Objective
Omit all pictures. Copy the rest of the material exactly.
>> Start
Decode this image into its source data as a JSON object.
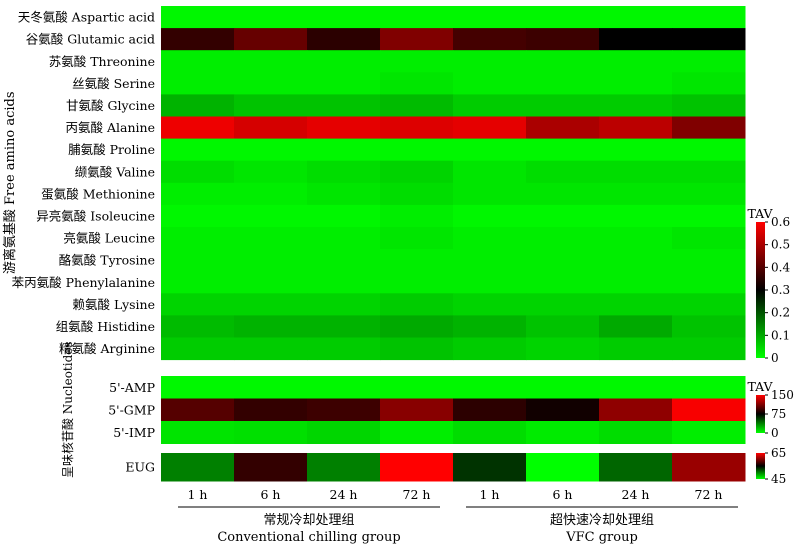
{
  "chart_data": [
    {
      "type": "heatmap",
      "panel": "free-amino-acids",
      "ylabel": "游离氨基酸 Free amino acids",
      "colorbar": {
        "title": "TAV",
        "range": [
          0,
          0.6
        ],
        "ticks": [
          "0",
          "0.1",
          "0.2",
          "0.3",
          "0.4",
          "0.5",
          "0.6"
        ]
      },
      "rows": [
        "天冬氨酸 Aspartic acid",
        "谷氨酸 Glutamic acid",
        "苏氨酸 Threonine",
        "丝氨酸 Serine",
        "甘氨酸 Glycine",
        "丙氨酸 Alanine",
        "脯氨酸 Proline",
        "缬氨酸 Valine",
        "蛋氨酸 Methionine",
        "异亮氨酸 Isoleucine",
        "亮氨酸 Leucine",
        "酪氨酸 Tyrosine",
        "苯丙氨酸 Phenylalanine",
        "赖氨酸 Lysine",
        "组氨酸 Histidine",
        "精氨酸 Arginine"
      ],
      "values": [
        [
          0.01,
          0.01,
          0.01,
          0.01,
          0.01,
          0.01,
          0.01,
          0.01
        ],
        [
          0.36,
          0.42,
          0.35,
          0.45,
          0.38,
          0.37,
          0.3,
          0.3
        ],
        [
          0.02,
          0.02,
          0.02,
          0.02,
          0.02,
          0.02,
          0.02,
          0.02
        ],
        [
          0.02,
          0.02,
          0.02,
          0.03,
          0.02,
          0.02,
          0.02,
          0.03
        ],
        [
          0.09,
          0.07,
          0.07,
          0.08,
          0.06,
          0.06,
          0.06,
          0.07
        ],
        [
          0.58,
          0.55,
          0.57,
          0.56,
          0.57,
          0.5,
          0.52,
          0.45
        ],
        [
          0.01,
          0.01,
          0.01,
          0.01,
          0.01,
          0.01,
          0.01,
          0.01
        ],
        [
          0.04,
          0.03,
          0.04,
          0.05,
          0.03,
          0.04,
          0.04,
          0.04
        ],
        [
          0.02,
          0.02,
          0.03,
          0.04,
          0.03,
          0.03,
          0.03,
          0.03
        ],
        [
          0.01,
          0.01,
          0.01,
          0.02,
          0.01,
          0.01,
          0.01,
          0.01
        ],
        [
          0.02,
          0.02,
          0.02,
          0.03,
          0.02,
          0.02,
          0.02,
          0.03
        ],
        [
          0.02,
          0.02,
          0.02,
          0.02,
          0.02,
          0.02,
          0.02,
          0.02
        ],
        [
          0.02,
          0.02,
          0.02,
          0.02,
          0.02,
          0.02,
          0.02,
          0.02
        ],
        [
          0.05,
          0.05,
          0.05,
          0.06,
          0.05,
          0.05,
          0.05,
          0.05
        ],
        [
          0.08,
          0.09,
          0.09,
          0.1,
          0.09,
          0.07,
          0.1,
          0.07
        ],
        [
          0.06,
          0.06,
          0.06,
          0.07,
          0.06,
          0.05,
          0.06,
          0.06
        ]
      ]
    },
    {
      "type": "heatmap",
      "panel": "nucleotides",
      "ylabel": "呈味核苷酸 Nucleotides",
      "colorbar": {
        "title": "TAV",
        "range": [
          0,
          150
        ],
        "ticks": [
          "0",
          "75",
          "150"
        ]
      },
      "rows": [
        "5'-AMP",
        "5'-GMP",
        "5'-IMP"
      ],
      "values": [
        [
          2,
          2,
          2,
          2,
          2,
          2,
          2,
          2
        ],
        [
          100,
          90,
          93,
          115,
          88,
          80,
          117,
          148
        ],
        [
          8,
          9,
          12,
          5,
          10,
          6,
          10,
          5
        ]
      ]
    },
    {
      "type": "heatmap",
      "panel": "eug",
      "colorbar": {
        "title": "",
        "range": [
          45,
          65
        ],
        "ticks": [
          "65",
          "45"
        ]
      },
      "rows": [
        "EUG"
      ],
      "values": [
        [
          50,
          57,
          50,
          65,
          53,
          45,
          51,
          61
        ]
      ]
    }
  ],
  "columns": [
    "1 h",
    "6 h",
    "24 h",
    "72 h",
    "1 h",
    "6 h",
    "24 h",
    "72 h"
  ],
  "groups": [
    {
      "cn": "常规冷却处理组",
      "en": "Conventional chilling group"
    },
    {
      "cn": "超快速冷却处理组",
      "en": "VFC group"
    }
  ]
}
>> End
Exercise response
Decode this image into its source data as a JSON object.
{
  "chart_data": [
    {
      "type": "heatmap",
      "panel": "free-amino-acids",
      "ylabel": "游离氨基酸 Free amino acids",
      "colorbar": {
        "title": "TAV",
        "range": [
          0,
          0.6
        ],
        "ticks": [
          "0",
          "0.1",
          "0.2",
          "0.3",
          "0.4",
          "0.5",
          "0.6"
        ]
      },
      "rows": [
        "天冬氨酸 Aspartic acid",
        "谷氨酸 Glutamic acid",
        "苏氨酸 Threonine",
        "丝氨酸 Serine",
        "甘氨酸 Glycine",
        "丙氨酸 Alanine",
        "脯氨酸 Proline",
        "缬氨酸 Valine",
        "蛋氨酸 Methionine",
        "异亮氨酸 Isoleucine",
        "亮氨酸 Leucine",
        "酪氨酸 Tyrosine",
        "苯丙氨酸 Phenylalanine",
        "赖氨酸 Lysine",
        "组氨酸 Histidine",
        "精氨酸 Arginine"
      ],
      "values": [
        [
          0.01,
          0.01,
          0.01,
          0.01,
          0.01,
          0.01,
          0.01,
          0.01
        ],
        [
          0.36,
          0.42,
          0.35,
          0.45,
          0.38,
          0.37,
          0.3,
          0.3
        ],
        [
          0.02,
          0.02,
          0.02,
          0.02,
          0.02,
          0.02,
          0.02,
          0.02
        ],
        [
          0.02,
          0.02,
          0.02,
          0.03,
          0.02,
          0.02,
          0.02,
          0.03
        ],
        [
          0.09,
          0.07,
          0.07,
          0.08,
          0.06,
          0.06,
          0.06,
          0.07
        ],
        [
          0.58,
          0.55,
          0.57,
          0.56,
          0.57,
          0.5,
          0.52,
          0.45
        ],
        [
          0.01,
          0.01,
          0.01,
          0.01,
          0.01,
          0.01,
          0.01,
          0.01
        ],
        [
          0.04,
          0.03,
          0.04,
          0.05,
          0.03,
          0.04,
          0.04,
          0.04
        ],
        [
          0.02,
          0.02,
          0.03,
          0.04,
          0.03,
          0.03,
          0.03,
          0.03
        ],
        [
          0.01,
          0.01,
          0.01,
          0.02,
          0.01,
          0.01,
          0.01,
          0.01
        ],
        [
          0.02,
          0.02,
          0.02,
          0.03,
          0.02,
          0.02,
          0.02,
          0.03
        ],
        [
          0.02,
          0.02,
          0.02,
          0.02,
          0.02,
          0.02,
          0.02,
          0.02
        ],
        [
          0.02,
          0.02,
          0.02,
          0.02,
          0.02,
          0.02,
          0.02,
          0.02
        ],
        [
          0.05,
          0.05,
          0.05,
          0.06,
          0.05,
          0.05,
          0.05,
          0.05
        ],
        [
          0.08,
          0.09,
          0.09,
          0.1,
          0.09,
          0.07,
          0.1,
          0.07
        ],
        [
          0.06,
          0.06,
          0.06,
          0.07,
          0.06,
          0.05,
          0.06,
          0.06
        ]
      ]
    },
    {
      "type": "heatmap",
      "panel": "nucleotides",
      "ylabel": "呈味核苷酸 Nucleotides",
      "colorbar": {
        "title": "TAV",
        "range": [
          0,
          150
        ],
        "ticks": [
          "0",
          "75",
          "150"
        ]
      },
      "rows": [
        "5'-AMP",
        "5'-GMP",
        "5'-IMP"
      ],
      "values": [
        [
          2,
          2,
          2,
          2,
          2,
          2,
          2,
          2
        ],
        [
          100,
          90,
          93,
          115,
          88,
          80,
          117,
          148
        ],
        [
          8,
          9,
          12,
          5,
          10,
          6,
          10,
          5
        ]
      ]
    },
    {
      "type": "heatmap",
      "panel": "eug",
      "colorbar": {
        "title": "",
        "range": [
          45,
          65
        ],
        "ticks": [
          "65",
          "45"
        ]
      },
      "rows": [
        "EUG"
      ],
      "values": [
        [
          50,
          57,
          50,
          65,
          53,
          45,
          51,
          61
        ]
      ]
    }
  ],
  "columns": [
    "1 h",
    "6 h",
    "24 h",
    "72 h",
    "1 h",
    "6 h",
    "24 h",
    "72 h"
  ],
  "groups": [
    {
      "cn": "常规冷却处理组",
      "en": "Conventional chilling group"
    },
    {
      "cn": "超快速冷却处理组",
      "en": "VFC group"
    }
  ]
}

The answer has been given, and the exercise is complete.